What the task asks: Repeat the material below exactly, with no pictures.

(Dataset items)
---

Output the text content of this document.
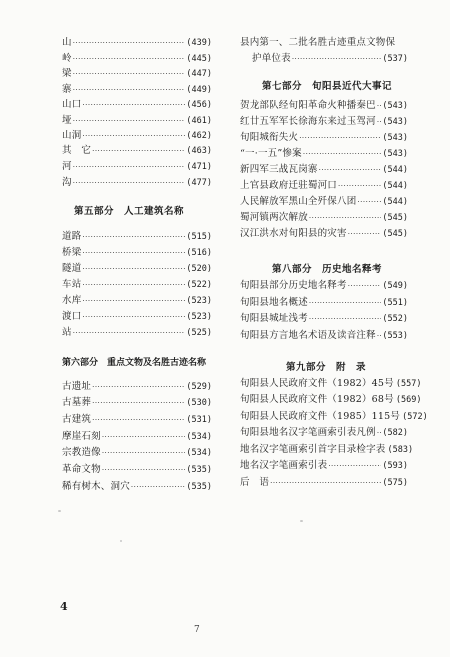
山 ·····	(439)
岭 ·····	(445)
梁 ·····	(447)
寨 ·····	(449)
山口 ·····	(456)
垭 ·····	(461)
山洞 ·····	(462)
其　它 ·····	(463)
河 ·····	(471)
沟 ·····	(477)
第五部分　人工建筑名称
道路 ·····	(515)
桥梁 ·····	(516)
隧道 ·····	(520)
车站 ·····	(522)
水库 ·····	(523)
渡口 ·····	(523)
站 ·····	(525)
第六部分　重点文物及名胜古迹名称
古遗址 ·····	(529)
古墓葬 ·····	(530)
古建筑 ·····	(531)
摩崖石刻 ·····	(534)
宗教造像 ·····	(534)
革命文物 ·····	(535)
稀有树木、洞穴 ·····	(535)
县内第一、二批名胜古迹重点文物保
护单位表 ·····	(537)
第七部分　旬阳县近代大事记
贺龙部队经旬阳革命火种播秦巴 ····· (543)
红廿五军军长徐海东来过玉驾河 ····· (543)
旬阳城衔失火 ·····	(543)
“一·一五”惨案 ·····	(543)
新四军三战瓦岗寨 ·····	(544)
上官县政府迁驻蜀河口 ·····	(544)
人民解放军黑山全歼保八团 ·····	(544)
蜀河镇两次解放 ·····	(545)
汉江洪水对旬阳县的灾害 ·····	(545)
第八部分　历史地名释考
旬阳县部分历史地名释考 ·····	(549)
旬阳县地名概述 ·····	(551)
旬阳县城址浅考 ·····	(552)
旬阳县方言地名术语及读音注释 ····· (553)
第九部分　附　录
旬阳县人民政府文件（1982）45号 (557)
旬阳县人民政府文件（1982）68号 (569)
旬阳县人民政府文件（1985）115号 (572)
旬阳县地名汉字笔画索引表凡例 ····· (582)
地名汉字笔画索引首字目录检字表 (583)
地名汉字笔画索引表 ·····	(593)
后　语 ·····	(575)
4
7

---

Result:
Output the text content of this document.
山 ·····	(439)
岭 ·····	(445)
梁 ·····	(447)
寨 ·····	(449)
山口 ·····	(456)
垭 ·····	(461)
山洞 ·····	(462)
其　它 ·····	(463)
河 ·····	(471)
沟 ·····	(477)
第五部分　人工建筑名称
道路 ·····	(515)
桥梁 ·····	(516)
隧道 ·····	(520)
车站 ·····	(522)
水库 ·····	(523)
渡口 ·····	(523)
站 ·····	(525)
第六部分　重点文物及名胜古迹名称
古遗址 ·····	(529)
古墓葬 ·····	(530)
古建筑 ·····	(531)
摩崖石刻 ·····	(534)
宗教造像 ·····	(534)
革命文物 ·····	(535)
稀有树木、洞穴 ·····	(535)
县内第一、二批名胜古迹重点文物保
护单位表 ·····	(537)
第七部分　旬阳县近代大事记
贺龙部队经旬阳革命火种播秦巴 ····· (543)
红廿五军军长徐海东来过玉驾河 ····· (543)
旬阳城衔失火 ·····	(543)
“一·一五”惨案 ·····	(543)
新四军三战瓦岗寨 ·····	(544)
上官县政府迁驻蜀河口 ·····	(544)
人民解放军黑山全歼保八团 ·····	(544)
蜀河镇两次解放 ·····	(545)
汉江洪水对旬阳县的灾害 ·····	(545)
第八部分　历史地名释考
旬阳县部分历史地名释考 ·····	(549)
旬阳县地名概述 ·····	(551)
旬阳县城址浅考 ·····	(552)
旬阳县方言地名术语及读音注释 ····· (553)
第九部分　附　录
旬阳县人民政府文件（1982）45号 (557)
旬阳县人民政府文件（1982）68号 (569)
旬阳县人民政府文件（1985）115号 (572)
旬阳县地名汉字笔画索引表凡例 ····· (582)
地名汉字笔画索引首字目录检字表 (583)
地名汉字笔画索引表 ·····	(593)
后　语 ·····	(575)
4
7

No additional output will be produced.